==== EXERCISE MATERIAL
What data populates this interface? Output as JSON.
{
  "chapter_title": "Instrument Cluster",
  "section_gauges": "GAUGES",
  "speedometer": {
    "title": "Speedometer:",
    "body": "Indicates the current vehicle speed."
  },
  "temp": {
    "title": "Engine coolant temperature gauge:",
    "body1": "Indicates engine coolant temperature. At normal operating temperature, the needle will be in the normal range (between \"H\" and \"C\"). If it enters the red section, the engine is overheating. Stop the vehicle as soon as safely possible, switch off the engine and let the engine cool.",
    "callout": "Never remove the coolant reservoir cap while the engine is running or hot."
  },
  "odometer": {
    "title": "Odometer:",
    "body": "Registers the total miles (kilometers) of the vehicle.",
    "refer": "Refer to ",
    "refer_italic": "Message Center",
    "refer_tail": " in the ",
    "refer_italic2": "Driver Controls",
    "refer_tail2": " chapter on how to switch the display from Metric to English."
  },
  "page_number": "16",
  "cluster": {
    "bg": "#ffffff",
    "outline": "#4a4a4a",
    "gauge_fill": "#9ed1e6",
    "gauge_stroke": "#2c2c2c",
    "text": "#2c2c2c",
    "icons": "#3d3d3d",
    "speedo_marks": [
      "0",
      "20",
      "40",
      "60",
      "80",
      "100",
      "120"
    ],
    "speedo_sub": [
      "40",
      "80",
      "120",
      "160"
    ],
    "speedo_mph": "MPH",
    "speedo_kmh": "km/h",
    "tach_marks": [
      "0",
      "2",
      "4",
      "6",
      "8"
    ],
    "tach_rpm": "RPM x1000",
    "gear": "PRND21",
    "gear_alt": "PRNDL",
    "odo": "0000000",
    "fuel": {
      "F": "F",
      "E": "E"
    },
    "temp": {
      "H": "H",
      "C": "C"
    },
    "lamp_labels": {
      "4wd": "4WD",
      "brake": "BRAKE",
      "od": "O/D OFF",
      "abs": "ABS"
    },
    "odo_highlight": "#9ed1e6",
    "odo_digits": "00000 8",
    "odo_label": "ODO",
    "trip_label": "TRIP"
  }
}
========
STATED GOAL: Reproduce the records above exactly.

RESPONSE TO THE EXERCISE:
What data populates this interface? Output as JSON.
{
  "chapter_title": "Instrument Cluster",
  "section_gauges": "GAUGES",
  "speedometer": {
    "title": "Speedometer:",
    "body": "Indicates the current vehicle speed."
  },
  "temp": {
    "title": "Engine coolant temperature gauge:",
    "body1": "Indicates engine coolant temperature. At normal operating temperature, the needle will be in the normal range (between \"H\" and \"C\"). If it enters the red section, the engine is overheating. Stop the vehicle as soon as safely possible, switch off the engine and let the engine cool.",
    "callout": "Never remove the coolant reservoir cap while the engine is running or hot."
  },
  "odometer": {
    "title": "Odometer:",
    "body": "Registers the total miles (kilometers) of the vehicle.",
    "refer": "Refer to ",
    "refer_italic": "Message Center",
    "refer_tail": " in the ",
    "refer_italic2": "Driver Controls",
    "refer_tail2": " chapter on how to switch the display from Metric to English."
  },
  "page_number": "16",
  "cluster": {
    "bg": "#ffffff",
    "outline": "#4a4a4a",
    "gauge_fill": "#9ed1e6",
    "gauge_stroke": "#2c2c2c",
    "text": "#2c2c2c",
    "icons": "#3d3d3d",
    "speedo_marks": [
      "0",
      "20",
      "40",
      "60",
      "80",
      "100",
      "120"
    ],
    "speedo_sub": [
      "40",
      "80",
      "120",
      "160"
    ],
    "speedo_mph": "MPH",
    "speedo_kmh": "km/h",
    "tach_marks": [
      "0",
      "2",
      "4",
      "6",
      "8"
    ],
    "tach_rpm": "RPM x1000",
    "gear": "PRND21",
    "gear_alt": "PRNDL",
    "odo": "0000000",
    "fuel": {
      "F": "F",
      "E": "E"
    },
    "temp": {
      "H": "H",
      "C": "C"
    },
    "lamp_labels": {
      "4wd": "4WD",
      "brake": "BRAKE",
      "od": "O/D OFF",
      "abs": "ABS"
    },
    "odo_highlight": "#9ed1e6",
    "odo_digits": "00000 8",
    "odo_label": "ODO",
    "trip_label": "TRIP"
  }
}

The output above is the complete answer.